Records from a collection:
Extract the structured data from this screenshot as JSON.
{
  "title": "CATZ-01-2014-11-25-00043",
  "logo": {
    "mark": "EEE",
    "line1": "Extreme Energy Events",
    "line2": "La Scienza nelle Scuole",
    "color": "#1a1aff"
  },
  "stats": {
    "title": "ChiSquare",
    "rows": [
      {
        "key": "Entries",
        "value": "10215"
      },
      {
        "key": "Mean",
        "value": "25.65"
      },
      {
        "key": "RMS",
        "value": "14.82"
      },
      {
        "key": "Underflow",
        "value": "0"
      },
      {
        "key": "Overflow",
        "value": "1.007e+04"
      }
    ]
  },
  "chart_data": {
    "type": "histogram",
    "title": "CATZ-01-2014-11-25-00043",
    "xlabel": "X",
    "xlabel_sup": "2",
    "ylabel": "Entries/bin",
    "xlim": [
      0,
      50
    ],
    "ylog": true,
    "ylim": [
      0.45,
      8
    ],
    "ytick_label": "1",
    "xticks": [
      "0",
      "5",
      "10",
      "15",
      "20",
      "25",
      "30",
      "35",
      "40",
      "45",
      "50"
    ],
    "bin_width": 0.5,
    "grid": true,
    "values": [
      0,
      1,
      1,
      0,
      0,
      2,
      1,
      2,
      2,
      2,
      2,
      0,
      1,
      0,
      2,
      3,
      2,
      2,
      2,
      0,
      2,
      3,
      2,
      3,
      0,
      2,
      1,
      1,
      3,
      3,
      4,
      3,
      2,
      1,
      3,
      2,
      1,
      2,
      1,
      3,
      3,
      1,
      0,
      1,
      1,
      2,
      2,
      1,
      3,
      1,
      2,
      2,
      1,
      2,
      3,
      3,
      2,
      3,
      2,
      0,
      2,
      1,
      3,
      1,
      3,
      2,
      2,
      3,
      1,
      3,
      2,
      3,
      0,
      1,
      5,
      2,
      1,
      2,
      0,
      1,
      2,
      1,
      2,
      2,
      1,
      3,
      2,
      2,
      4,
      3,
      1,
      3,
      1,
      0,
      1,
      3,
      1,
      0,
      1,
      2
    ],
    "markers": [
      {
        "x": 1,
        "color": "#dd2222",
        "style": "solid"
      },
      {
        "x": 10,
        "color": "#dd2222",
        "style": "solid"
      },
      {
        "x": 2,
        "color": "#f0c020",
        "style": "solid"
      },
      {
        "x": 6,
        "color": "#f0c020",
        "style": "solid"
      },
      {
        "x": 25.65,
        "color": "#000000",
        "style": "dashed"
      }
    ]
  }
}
---
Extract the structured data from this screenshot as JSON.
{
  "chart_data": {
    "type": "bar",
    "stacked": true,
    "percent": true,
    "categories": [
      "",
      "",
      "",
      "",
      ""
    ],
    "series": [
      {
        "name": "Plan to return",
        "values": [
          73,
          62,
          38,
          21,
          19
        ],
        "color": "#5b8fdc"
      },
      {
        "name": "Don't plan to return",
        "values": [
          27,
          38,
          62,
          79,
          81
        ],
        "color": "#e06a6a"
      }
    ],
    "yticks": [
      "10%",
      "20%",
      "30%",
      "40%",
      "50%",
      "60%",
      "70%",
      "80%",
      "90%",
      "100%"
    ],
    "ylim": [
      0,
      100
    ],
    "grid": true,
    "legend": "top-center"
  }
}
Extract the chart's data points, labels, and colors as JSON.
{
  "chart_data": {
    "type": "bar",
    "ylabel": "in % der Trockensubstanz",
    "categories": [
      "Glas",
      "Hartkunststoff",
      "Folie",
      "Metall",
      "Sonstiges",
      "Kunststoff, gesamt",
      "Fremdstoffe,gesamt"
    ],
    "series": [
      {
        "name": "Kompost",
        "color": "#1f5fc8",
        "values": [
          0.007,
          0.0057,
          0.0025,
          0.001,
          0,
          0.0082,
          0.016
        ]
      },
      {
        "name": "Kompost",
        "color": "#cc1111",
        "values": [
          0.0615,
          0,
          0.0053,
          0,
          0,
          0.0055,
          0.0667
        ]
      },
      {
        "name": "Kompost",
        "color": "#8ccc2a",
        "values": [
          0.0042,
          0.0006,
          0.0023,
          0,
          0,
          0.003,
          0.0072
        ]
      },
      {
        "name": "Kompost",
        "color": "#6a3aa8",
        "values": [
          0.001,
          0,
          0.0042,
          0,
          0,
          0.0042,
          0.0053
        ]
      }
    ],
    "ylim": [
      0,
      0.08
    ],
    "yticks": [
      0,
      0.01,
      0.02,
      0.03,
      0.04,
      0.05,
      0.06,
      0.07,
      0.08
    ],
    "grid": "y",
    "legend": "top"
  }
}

▶ **The exercise**: In the entries above, some lines may contain the string "title"; report how many, without additional comment.

▶ **Task solution**: 3